- _TASK GOAL_:
Isolate every line in the data with the string "בשלישי" and copy it.

(Dataset excerpts)
● ● ● ● ● ● ●

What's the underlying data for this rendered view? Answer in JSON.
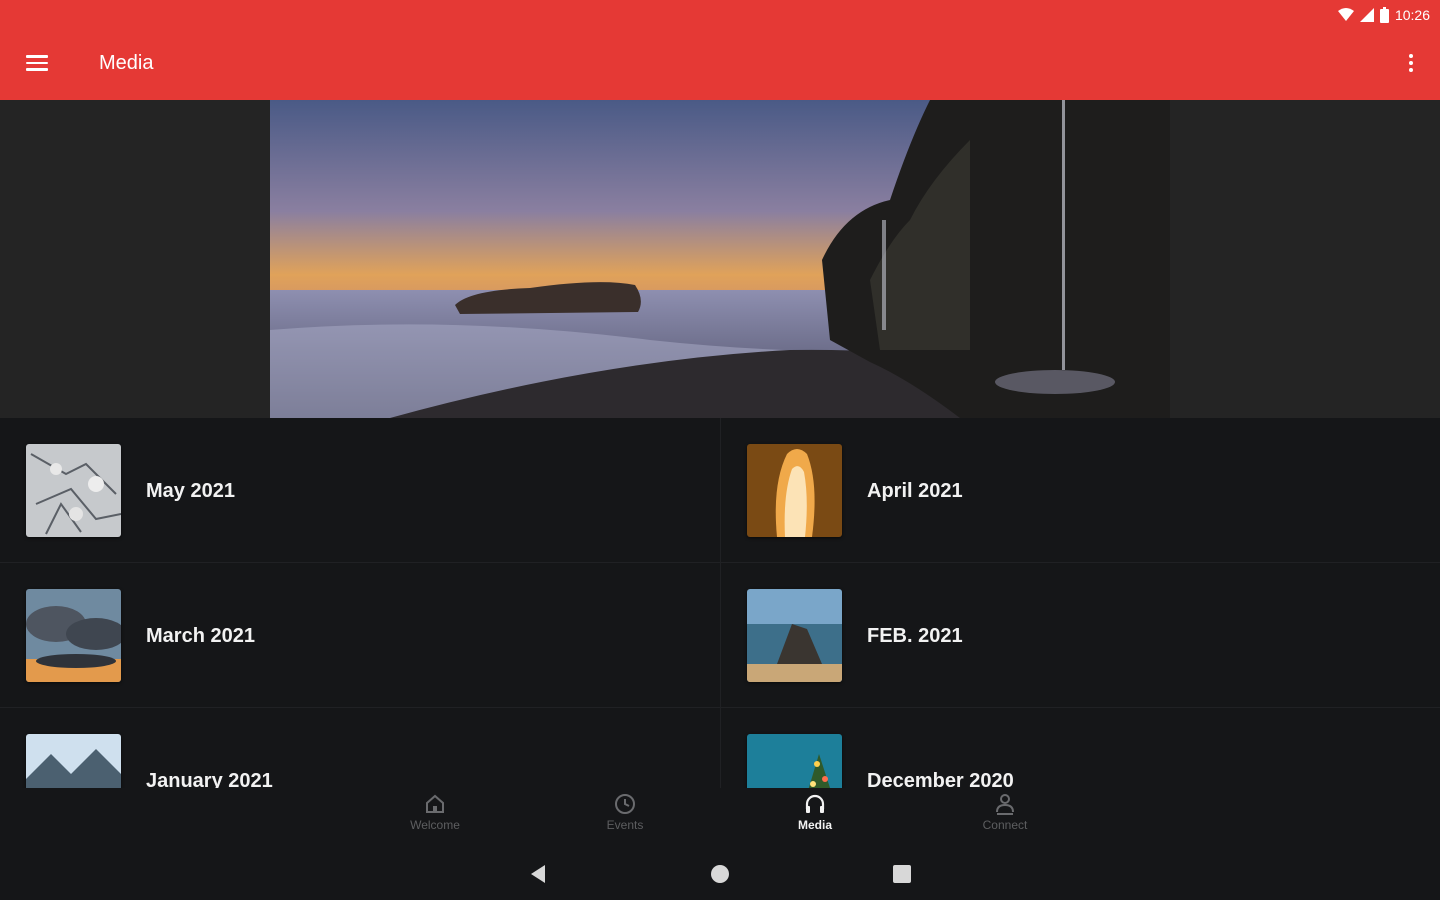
{
  "status_bar": {
    "time": "10:26"
  },
  "app_bar": {
    "title": "Media"
  },
  "media_items": [
    {
      "label": "May 2021"
    },
    {
      "label": "April 2021"
    },
    {
      "label": "March 2021"
    },
    {
      "label": "FEB. 2021"
    },
    {
      "label": "January 2021"
    },
    {
      "label": "December 2020"
    }
  ],
  "bottom_nav": {
    "items": [
      {
        "label": "Welcome",
        "icon": "home-icon"
      },
      {
        "label": "Events",
        "icon": "clock-icon"
      },
      {
        "label": "Media",
        "icon": "headphones-icon",
        "active": true
      },
      {
        "label": "Connect",
        "icon": "people-icon"
      }
    ]
  },
  "colors": {
    "app_bar": "#e53935",
    "background": "#151618",
    "hero_bg": "#242424"
  }
}
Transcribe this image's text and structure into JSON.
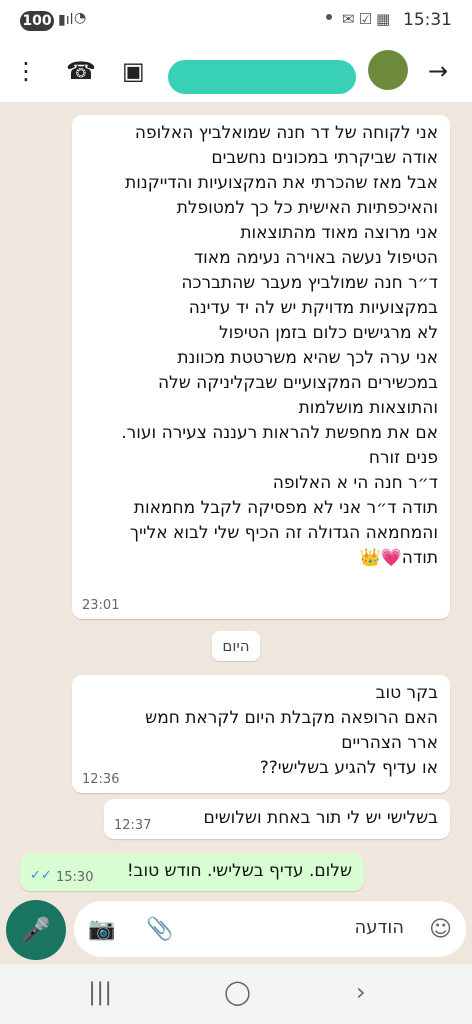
{
  "status": {
    "battery": "100",
    "time": "15:31"
  },
  "header": {
    "back_icon": "arrow-forward",
    "call_icon": "add-call",
    "contact_icon": "contact-card",
    "menu_icon": "more-vert"
  },
  "messages": [
    {
      "text": "אני לקוחה של דר חנה שמואלביץ האלופה\nאודה שביקרתי במכונים נחשבים\nאבל מאז שהכרתי את המקצועיות והדייקנות\nוהאיכפתיות האישית כל כך למטופלת\nאני מרוצה מאוד מהתוצאות\nהטיפול נעשה באוירה נעימה מאוד\nד״ר חנה שמולביץ מעבר שהתברכה\nבמקצועיות מדויקת יש לה יד עדינה\nלא מרגישים כלום בזמן הטיפול\nאני ערה לכך שהיא משרטטת מכוונת\nבמכשירים המקצועיים שבקליניקה שלה\nוהתוצאות מושלמות\nאם את מחפשת להראות רעננה צעירה ועור.\nפנים זורח\nד״ר חנה הי א האלופה\nתודה ד״ר אני לא מפסיקה לקבל מחמאות\nוהמחמאה הגדולה זה הכיף שלי לבוא אלייך\nתודה💗👑",
      "time": "23:01"
    },
    {
      "date": "היום"
    },
    {
      "text": "בקר טוב\nהאם הרופאה מקבלת היום לקראת חמש\nארר הצהריים\nאו עדיף להגיע בשלישי??",
      "time": "12:36"
    },
    {
      "text": "בשלישי יש לי תור באחת ושלושים",
      "time": "12:37"
    },
    {
      "text": "שלום. עדיף בשלישי. חודש טוב!",
      "time": "15:30"
    }
  ],
  "input": {
    "placeholder": "הודעה"
  }
}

● ● ● ● ● ● ●

- _RESPONSE TO THE TASK_:
      "text": "בקר טוב\nהאם הרופאה מקבלת היום לקראת חמש\nארר הצהריים\nאו עדיף להגיע בשלישי??",
      "text": "בשלישי יש לי תור באחת ושלושים",
      "text": "שלום. עדיף בשלישי. חודש טוב!",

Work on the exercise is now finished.